# START OF Task inputs

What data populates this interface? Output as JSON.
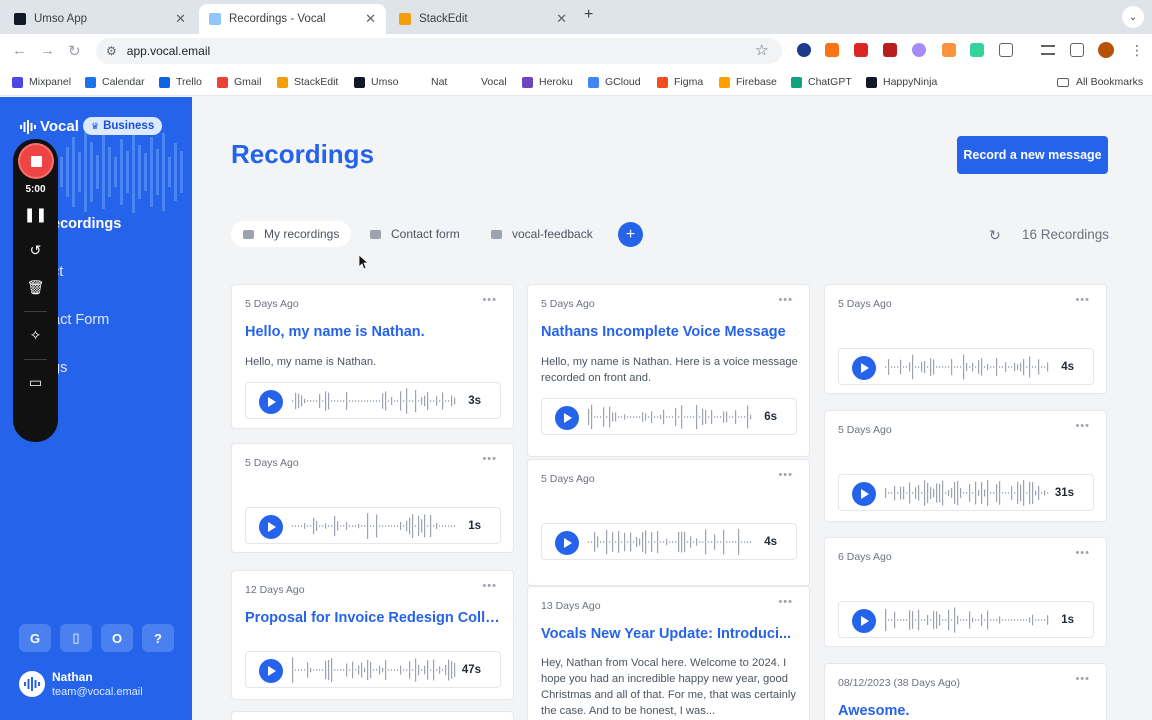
{
  "browser": {
    "tabs": [
      {
        "title": "Umso App",
        "active": false,
        "color": "#111827"
      },
      {
        "title": "Recordings - Vocal",
        "active": true,
        "color": "#60a5fa"
      },
      {
        "title": "StackEdit",
        "active": false,
        "color": "#f59e0b"
      }
    ],
    "url": "app.vocal.email",
    "bookmarks": [
      {
        "label": "Mixpanel",
        "color": "#4f46e5"
      },
      {
        "label": "Calendar",
        "color": "#1a73e8"
      },
      {
        "label": "Trello",
        "color": "#0c66e4"
      },
      {
        "label": "Gmail",
        "color": "#ea4335"
      },
      {
        "label": "StackEdit",
        "color": "#f59e0b"
      },
      {
        "label": "Umso",
        "color": "#111827"
      },
      {
        "label": "Nat",
        "color": "#ffffff"
      },
      {
        "label": "Vocal",
        "color": "#ffffff"
      },
      {
        "label": "Heroku",
        "color": "#6b46c1"
      },
      {
        "label": "GCloud",
        "color": "#4285f4"
      },
      {
        "label": "Figma",
        "color": "#f24e1e"
      },
      {
        "label": "Firebase",
        "color": "#ffa000"
      },
      {
        "label": "ChatGPT",
        "color": "#10a37f"
      },
      {
        "label": "HappyNinja",
        "color": "#111827"
      }
    ],
    "all_bookmarks": "All Bookmarks"
  },
  "sidebar": {
    "brand": "Vocal",
    "plan_badge": "Business",
    "nav": [
      {
        "label": "ecordings",
        "active": true
      },
      {
        "label": "ct",
        "active": false
      },
      {
        "label": "act Form",
        "active": false
      },
      {
        "label": "gs",
        "active": false
      }
    ],
    "integrations": [
      "G",
      "▯",
      "O",
      "?"
    ],
    "user": {
      "name": "Nathan",
      "email": "team@vocal.email"
    }
  },
  "recorder": {
    "time": "5:00"
  },
  "main": {
    "title": "Recordings",
    "record_button": "Record a new message",
    "folders": [
      {
        "label": "My recordings",
        "active": true
      },
      {
        "label": "Contact form",
        "active": false
      },
      {
        "label": "vocal-feedback",
        "active": false
      }
    ],
    "count": "16 Recordings"
  },
  "cards": [
    {
      "date": "5 Days Ago",
      "title": "Hello, my name is Nathan.",
      "body": "Hello, my name is Nathan.",
      "duration": "3s"
    },
    {
      "date": "5 Days Ago",
      "title": "",
      "body": "",
      "duration": "1s"
    },
    {
      "date": "12 Days Ago",
      "title": "Proposal for Invoice Redesign Colla...",
      "body": "",
      "duration": "47s"
    },
    {
      "date": "5 Days Ago",
      "title": "Nathans Incomplete Voice Message",
      "body": "Hello, my name is Nathan. Here is a voice message recorded on front and.",
      "duration": "6s"
    },
    {
      "date": "5 Days Ago",
      "title": "",
      "body": "",
      "duration": "4s"
    },
    {
      "date": "13 Days Ago",
      "title": "Vocals New Year Update: Introduci...",
      "body": "Hey, Nathan from Vocal here. Welcome to 2024. I hope you had an incredible happy new year, good Christmas and all of that. For me, that was certainly the case. And to be honest, I was...",
      "duration": ""
    },
    {
      "date": "5 Days Ago",
      "title": "",
      "body": "",
      "duration": "4s"
    },
    {
      "date": "5 Days Ago",
      "title": "",
      "body": "",
      "duration": "31s"
    },
    {
      "date": "6 Days Ago",
      "title": "",
      "body": "",
      "duration": "1s"
    },
    {
      "date": "08/12/2023 (38 Days Ago)",
      "title": "Awesome.",
      "body": "",
      "duration": ""
    }
  ],
  "colors": {
    "accent": "#2563eb",
    "sidebar": "#2563eb",
    "record_stop": "#ef4444"
  },
  "icons": {
    "play": "play-icon",
    "refresh": "refresh-icon",
    "folder": "folder-icon",
    "menu": "more-icon"
  }
}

# END OF Task inputs

* Task to carry out *
Copy each line above precisely, dropping the pictures.

* Output of the exercise *
What data populates this interface? Output as JSON.
{
  "browser": {
    "tabs": [
      {
        "title": "Umso App",
        "active": false,
        "color": "#111827"
      },
      {
        "title": "Recordings - Vocal",
        "active": true,
        "color": "#60a5fa"
      },
      {
        "title": "StackEdit",
        "active": false,
        "color": "#f59e0b"
      }
    ],
    "url": "app.vocal.email",
    "bookmarks": [
      {
        "label": "Mixpanel",
        "color": "#4f46e5"
      },
      {
        "label": "Calendar",
        "color": "#1a73e8"
      },
      {
        "label": "Trello",
        "color": "#0c66e4"
      },
      {
        "label": "Gmail",
        "color": "#ea4335"
      },
      {
        "label": "StackEdit",
        "color": "#f59e0b"
      },
      {
        "label": "Umso",
        "color": "#111827"
      },
      {
        "label": "Nat",
        "color": "#ffffff"
      },
      {
        "label": "Vocal",
        "color": "#ffffff"
      },
      {
        "label": "Heroku",
        "color": "#6b46c1"
      },
      {
        "label": "GCloud",
        "color": "#4285f4"
      },
      {
        "label": "Figma",
        "color": "#f24e1e"
      },
      {
        "label": "Firebase",
        "color": "#ffa000"
      },
      {
        "label": "ChatGPT",
        "color": "#10a37f"
      },
      {
        "label": "HappyNinja",
        "color": "#111827"
      }
    ],
    "all_bookmarks": "All Bookmarks"
  },
  "sidebar": {
    "brand": "Vocal",
    "plan_badge": "Business",
    "nav": [
      {
        "label": "ecordings",
        "active": true
      },
      {
        "label": "ct",
        "active": false
      },
      {
        "label": "act Form",
        "active": false
      },
      {
        "label": "gs",
        "active": false
      }
    ],
    "integrations": [
      "G",
      "▯",
      "O",
      "?"
    ],
    "user": {
      "name": "Nathan",
      "email": "team@vocal.email"
    }
  },
  "recorder": {
    "time": "5:00"
  },
  "main": {
    "title": "Recordings",
    "record_button": "Record a new message",
    "folders": [
      {
        "label": "My recordings",
        "active": true
      },
      {
        "label": "Contact form",
        "active": false
      },
      {
        "label": "vocal-feedback",
        "active": false
      }
    ],
    "count": "16 Recordings"
  },
  "cards": [
    {
      "date": "5 Days Ago",
      "title": "Hello, my name is Nathan.",
      "body": "Hello, my name is Nathan.",
      "duration": "3s"
    },
    {
      "date": "5 Days Ago",
      "title": "",
      "body": "",
      "duration": "1s"
    },
    {
      "date": "12 Days Ago",
      "title": "Proposal for Invoice Redesign Colla...",
      "body": "",
      "duration": "47s"
    },
    {
      "date": "5 Days Ago",
      "title": "Nathans Incomplete Voice Message",
      "body": "Hello, my name is Nathan. Here is a voice message recorded on front and.",
      "duration": "6s"
    },
    {
      "date": "5 Days Ago",
      "title": "",
      "body": "",
      "duration": "4s"
    },
    {
      "date": "13 Days Ago",
      "title": "Vocals New Year Update: Introduci...",
      "body": "Hey, Nathan from Vocal here. Welcome to 2024. I hope you had an incredible happy new year, good Christmas and all of that. For me, that was certainly the case. And to be honest, I was...",
      "duration": ""
    },
    {
      "date": "5 Days Ago",
      "title": "",
      "body": "",
      "duration": "4s"
    },
    {
      "date": "5 Days Ago",
      "title": "",
      "body": "",
      "duration": "31s"
    },
    {
      "date": "6 Days Ago",
      "title": "",
      "body": "",
      "duration": "1s"
    },
    {
      "date": "08/12/2023 (38 Days Ago)",
      "title": "Awesome.",
      "body": "",
      "duration": ""
    }
  ],
  "colors": {
    "accent": "#2563eb",
    "sidebar": "#2563eb",
    "record_stop": "#ef4444"
  },
  "icons": {
    "play": "play-icon",
    "refresh": "refresh-icon",
    "folder": "folder-icon",
    "menu": "more-icon"
  }
}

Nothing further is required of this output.